> Requirements
Narrow the data below down to the lines containing "réponses".

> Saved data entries

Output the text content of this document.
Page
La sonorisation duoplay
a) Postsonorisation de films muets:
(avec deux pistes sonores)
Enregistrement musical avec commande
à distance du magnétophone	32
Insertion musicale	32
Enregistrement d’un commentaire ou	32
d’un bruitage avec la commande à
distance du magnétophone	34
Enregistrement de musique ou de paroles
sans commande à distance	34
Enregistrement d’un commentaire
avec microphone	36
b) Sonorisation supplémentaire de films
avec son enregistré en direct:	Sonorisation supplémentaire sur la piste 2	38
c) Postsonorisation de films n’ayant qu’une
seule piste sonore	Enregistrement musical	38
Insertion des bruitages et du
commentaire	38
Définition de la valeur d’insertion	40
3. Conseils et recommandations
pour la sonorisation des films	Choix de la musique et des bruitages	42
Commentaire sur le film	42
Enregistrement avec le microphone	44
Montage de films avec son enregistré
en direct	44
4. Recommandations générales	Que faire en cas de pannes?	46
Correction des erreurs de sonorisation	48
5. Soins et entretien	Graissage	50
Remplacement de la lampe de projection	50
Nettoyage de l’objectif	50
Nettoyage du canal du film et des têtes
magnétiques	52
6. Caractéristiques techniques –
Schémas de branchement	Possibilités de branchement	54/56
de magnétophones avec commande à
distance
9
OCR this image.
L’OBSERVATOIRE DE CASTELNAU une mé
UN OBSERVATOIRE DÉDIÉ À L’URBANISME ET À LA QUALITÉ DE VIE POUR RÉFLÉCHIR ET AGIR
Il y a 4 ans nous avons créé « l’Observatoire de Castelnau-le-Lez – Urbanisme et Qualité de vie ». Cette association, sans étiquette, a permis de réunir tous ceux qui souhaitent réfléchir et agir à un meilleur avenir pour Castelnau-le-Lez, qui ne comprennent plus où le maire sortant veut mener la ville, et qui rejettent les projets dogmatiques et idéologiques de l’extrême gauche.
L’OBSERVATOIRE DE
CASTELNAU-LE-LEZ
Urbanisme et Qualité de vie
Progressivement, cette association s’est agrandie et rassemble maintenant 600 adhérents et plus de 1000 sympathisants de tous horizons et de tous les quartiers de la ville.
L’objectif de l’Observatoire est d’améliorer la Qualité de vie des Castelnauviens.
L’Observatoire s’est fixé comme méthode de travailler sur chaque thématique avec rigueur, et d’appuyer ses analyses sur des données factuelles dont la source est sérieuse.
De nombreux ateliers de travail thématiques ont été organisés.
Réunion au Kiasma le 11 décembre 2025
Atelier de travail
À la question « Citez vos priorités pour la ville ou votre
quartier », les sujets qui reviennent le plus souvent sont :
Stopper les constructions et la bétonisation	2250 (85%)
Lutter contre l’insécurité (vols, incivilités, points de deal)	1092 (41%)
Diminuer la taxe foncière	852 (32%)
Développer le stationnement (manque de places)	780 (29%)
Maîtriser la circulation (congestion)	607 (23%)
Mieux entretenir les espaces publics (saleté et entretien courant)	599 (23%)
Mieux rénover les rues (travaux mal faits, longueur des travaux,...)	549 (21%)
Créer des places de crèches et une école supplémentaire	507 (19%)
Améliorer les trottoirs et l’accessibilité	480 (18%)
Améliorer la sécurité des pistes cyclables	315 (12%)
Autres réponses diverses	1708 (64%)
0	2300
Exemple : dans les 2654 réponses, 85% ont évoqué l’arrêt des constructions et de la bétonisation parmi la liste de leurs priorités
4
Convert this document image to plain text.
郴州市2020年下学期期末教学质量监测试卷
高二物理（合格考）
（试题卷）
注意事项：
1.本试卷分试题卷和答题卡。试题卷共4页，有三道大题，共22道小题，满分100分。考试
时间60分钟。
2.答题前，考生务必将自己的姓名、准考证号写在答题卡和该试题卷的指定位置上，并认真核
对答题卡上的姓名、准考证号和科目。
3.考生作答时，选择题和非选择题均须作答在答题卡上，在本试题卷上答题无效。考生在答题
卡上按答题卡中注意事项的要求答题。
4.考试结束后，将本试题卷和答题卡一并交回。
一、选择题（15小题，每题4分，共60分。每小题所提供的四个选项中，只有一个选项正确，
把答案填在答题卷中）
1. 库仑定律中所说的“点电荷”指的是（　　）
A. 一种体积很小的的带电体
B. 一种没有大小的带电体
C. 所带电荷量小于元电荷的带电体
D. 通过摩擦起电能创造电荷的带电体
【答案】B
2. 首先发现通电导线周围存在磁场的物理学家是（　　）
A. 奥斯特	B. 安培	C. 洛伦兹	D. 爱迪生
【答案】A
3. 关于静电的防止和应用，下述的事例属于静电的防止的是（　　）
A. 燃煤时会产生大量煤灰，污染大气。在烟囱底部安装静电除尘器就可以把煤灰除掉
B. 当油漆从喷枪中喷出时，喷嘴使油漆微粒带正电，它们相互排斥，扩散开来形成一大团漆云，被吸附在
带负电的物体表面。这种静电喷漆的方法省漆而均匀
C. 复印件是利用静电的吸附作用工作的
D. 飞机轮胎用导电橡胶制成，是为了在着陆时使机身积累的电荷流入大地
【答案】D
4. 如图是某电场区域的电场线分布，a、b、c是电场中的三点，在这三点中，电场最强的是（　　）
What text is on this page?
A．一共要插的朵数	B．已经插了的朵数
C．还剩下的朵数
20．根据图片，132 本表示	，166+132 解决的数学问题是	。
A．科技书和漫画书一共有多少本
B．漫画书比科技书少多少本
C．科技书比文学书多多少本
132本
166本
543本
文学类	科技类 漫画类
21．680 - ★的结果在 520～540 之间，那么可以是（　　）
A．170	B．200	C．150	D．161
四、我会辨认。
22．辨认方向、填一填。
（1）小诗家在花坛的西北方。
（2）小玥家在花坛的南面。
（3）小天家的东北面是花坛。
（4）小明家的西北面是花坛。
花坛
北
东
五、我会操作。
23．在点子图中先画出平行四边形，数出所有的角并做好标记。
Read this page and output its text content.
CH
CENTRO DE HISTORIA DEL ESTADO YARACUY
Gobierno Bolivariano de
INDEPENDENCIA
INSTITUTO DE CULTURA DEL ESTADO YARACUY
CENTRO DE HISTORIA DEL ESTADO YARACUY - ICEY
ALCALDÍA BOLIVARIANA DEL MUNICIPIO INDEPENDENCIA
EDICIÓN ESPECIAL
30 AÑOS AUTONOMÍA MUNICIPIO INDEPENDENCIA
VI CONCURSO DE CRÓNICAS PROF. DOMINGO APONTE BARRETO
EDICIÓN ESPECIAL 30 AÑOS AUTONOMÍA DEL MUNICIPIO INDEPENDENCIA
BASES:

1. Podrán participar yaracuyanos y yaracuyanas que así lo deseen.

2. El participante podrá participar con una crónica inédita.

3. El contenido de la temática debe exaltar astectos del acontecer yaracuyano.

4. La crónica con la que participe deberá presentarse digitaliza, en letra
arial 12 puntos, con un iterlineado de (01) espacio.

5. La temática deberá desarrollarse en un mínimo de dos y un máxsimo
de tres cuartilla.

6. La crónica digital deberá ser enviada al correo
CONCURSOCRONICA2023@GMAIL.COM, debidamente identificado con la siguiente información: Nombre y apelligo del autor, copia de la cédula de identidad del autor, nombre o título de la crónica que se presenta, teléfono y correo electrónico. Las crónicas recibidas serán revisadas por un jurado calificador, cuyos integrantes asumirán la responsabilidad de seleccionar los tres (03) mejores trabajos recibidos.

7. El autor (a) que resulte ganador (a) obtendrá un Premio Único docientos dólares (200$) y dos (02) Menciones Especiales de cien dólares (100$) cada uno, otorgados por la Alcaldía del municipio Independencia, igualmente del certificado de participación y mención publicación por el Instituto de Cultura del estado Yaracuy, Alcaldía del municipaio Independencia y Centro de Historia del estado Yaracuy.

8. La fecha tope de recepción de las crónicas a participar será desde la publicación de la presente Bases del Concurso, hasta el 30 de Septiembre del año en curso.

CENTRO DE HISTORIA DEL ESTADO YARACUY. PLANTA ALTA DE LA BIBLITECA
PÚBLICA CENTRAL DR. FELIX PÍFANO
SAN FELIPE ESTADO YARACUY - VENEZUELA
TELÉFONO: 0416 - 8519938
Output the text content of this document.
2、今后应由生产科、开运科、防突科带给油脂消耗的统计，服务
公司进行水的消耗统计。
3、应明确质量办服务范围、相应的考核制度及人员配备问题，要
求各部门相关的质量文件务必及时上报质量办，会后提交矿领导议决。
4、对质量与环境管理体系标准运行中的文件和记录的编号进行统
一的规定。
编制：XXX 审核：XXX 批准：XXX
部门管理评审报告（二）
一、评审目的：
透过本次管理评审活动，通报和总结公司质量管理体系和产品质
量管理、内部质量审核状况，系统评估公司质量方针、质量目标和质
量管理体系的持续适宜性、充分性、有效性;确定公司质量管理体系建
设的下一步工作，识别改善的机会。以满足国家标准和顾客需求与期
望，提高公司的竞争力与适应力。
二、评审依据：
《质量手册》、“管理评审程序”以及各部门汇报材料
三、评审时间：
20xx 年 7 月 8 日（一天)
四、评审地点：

> The output
Autres réponses diverses	1708 (64%)
Exemple : dans les 2654 réponses, 85% ont évoqué l’arrêt des constructions et de la bétonisation parmi la liste de leurs priorités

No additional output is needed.